"""
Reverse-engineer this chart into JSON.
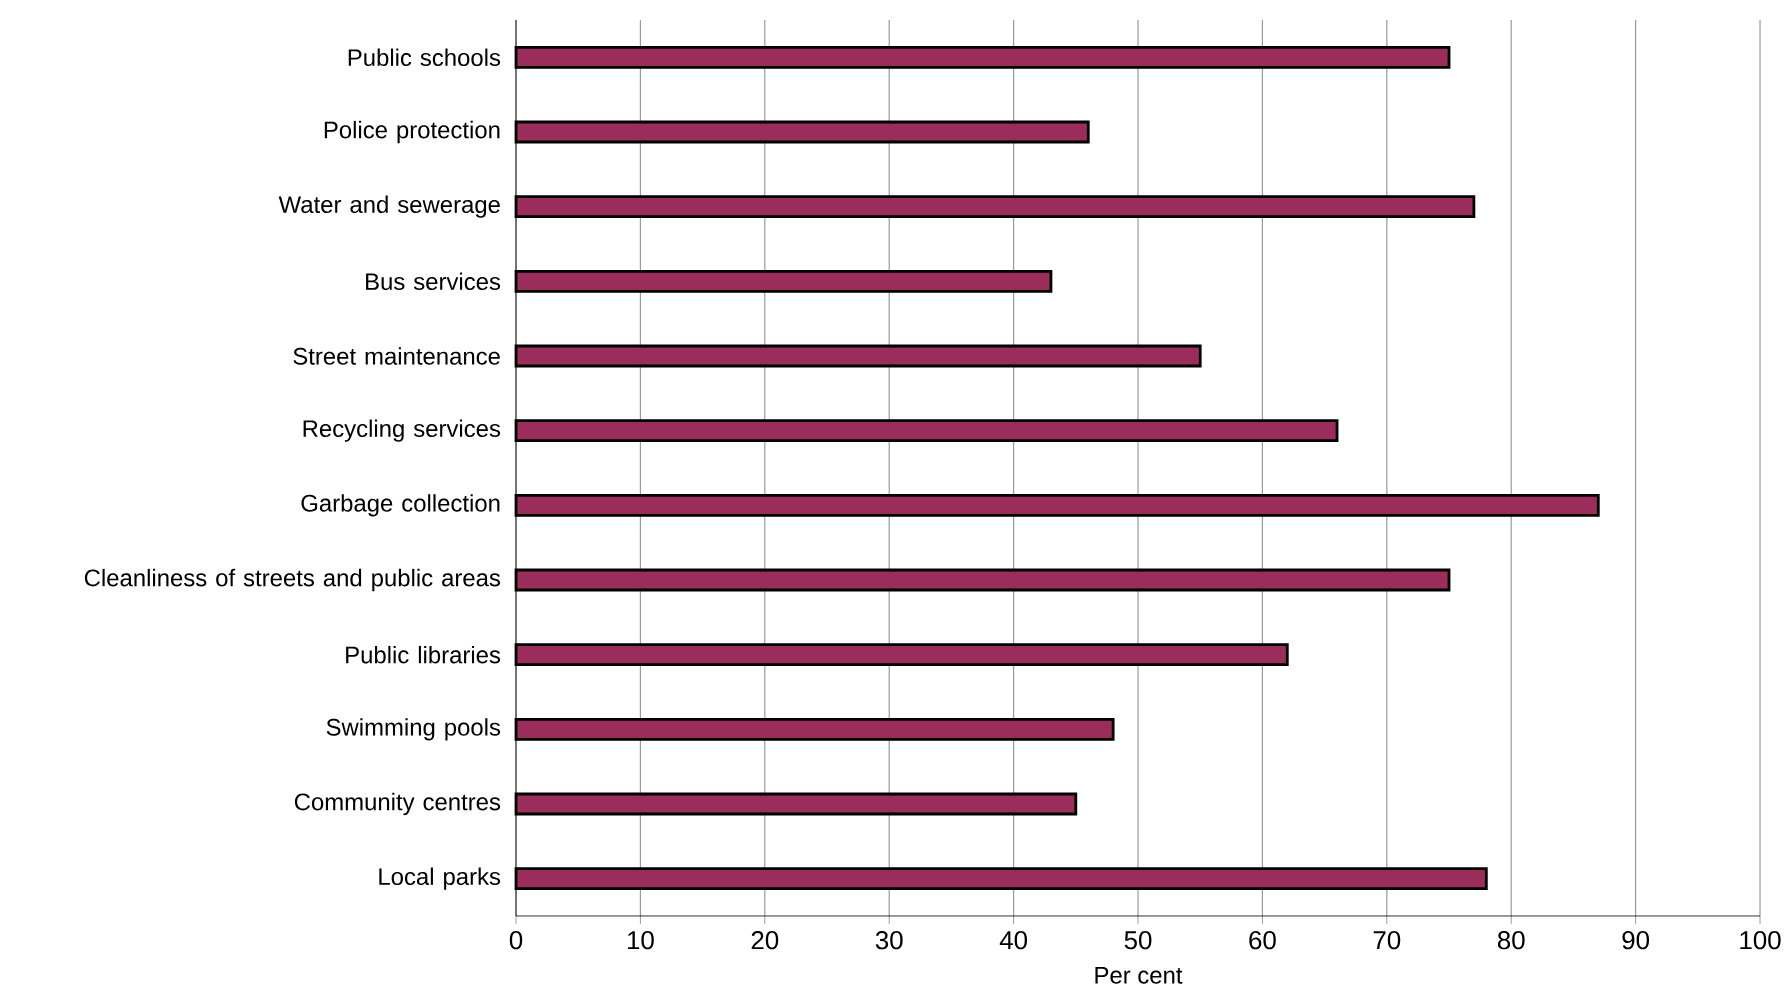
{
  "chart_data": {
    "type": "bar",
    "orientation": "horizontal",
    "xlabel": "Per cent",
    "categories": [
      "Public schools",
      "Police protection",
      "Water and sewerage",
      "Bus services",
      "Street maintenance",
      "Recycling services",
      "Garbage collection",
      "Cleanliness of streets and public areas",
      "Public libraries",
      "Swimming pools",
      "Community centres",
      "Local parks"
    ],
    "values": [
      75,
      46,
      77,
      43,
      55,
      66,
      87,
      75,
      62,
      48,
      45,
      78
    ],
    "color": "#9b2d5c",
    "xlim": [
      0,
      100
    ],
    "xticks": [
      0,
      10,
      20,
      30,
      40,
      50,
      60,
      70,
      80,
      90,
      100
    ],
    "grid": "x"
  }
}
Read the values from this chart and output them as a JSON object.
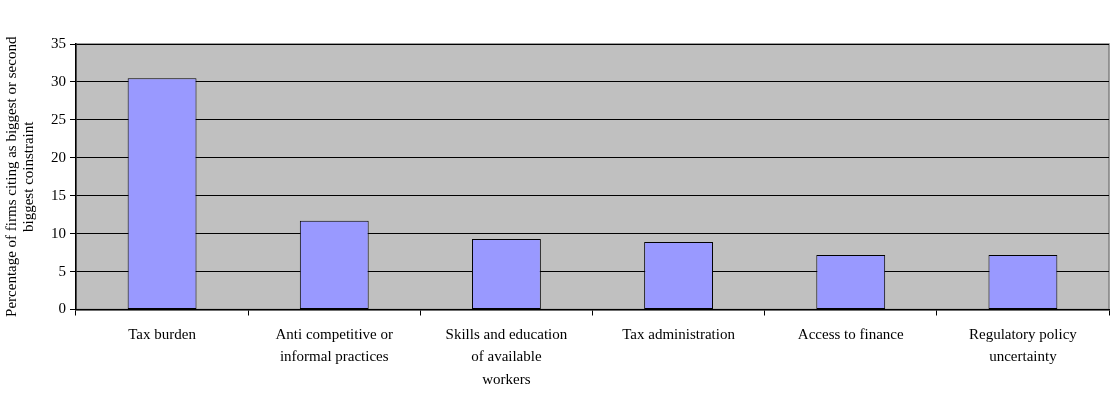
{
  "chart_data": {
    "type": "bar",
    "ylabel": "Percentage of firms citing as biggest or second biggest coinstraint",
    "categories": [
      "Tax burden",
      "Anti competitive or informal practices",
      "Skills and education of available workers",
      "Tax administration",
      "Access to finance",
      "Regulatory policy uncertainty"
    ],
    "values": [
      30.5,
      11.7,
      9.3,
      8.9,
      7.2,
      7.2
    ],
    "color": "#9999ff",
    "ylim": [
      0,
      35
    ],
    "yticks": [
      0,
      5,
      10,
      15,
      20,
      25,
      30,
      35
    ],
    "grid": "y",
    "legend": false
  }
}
"""
#### Work to be completed
Identify and copy all lines with the word "JSON".

#### Output for this task
Reverse-engineer this chart into JSON.
Read the values from this chart and output them as a JSON object.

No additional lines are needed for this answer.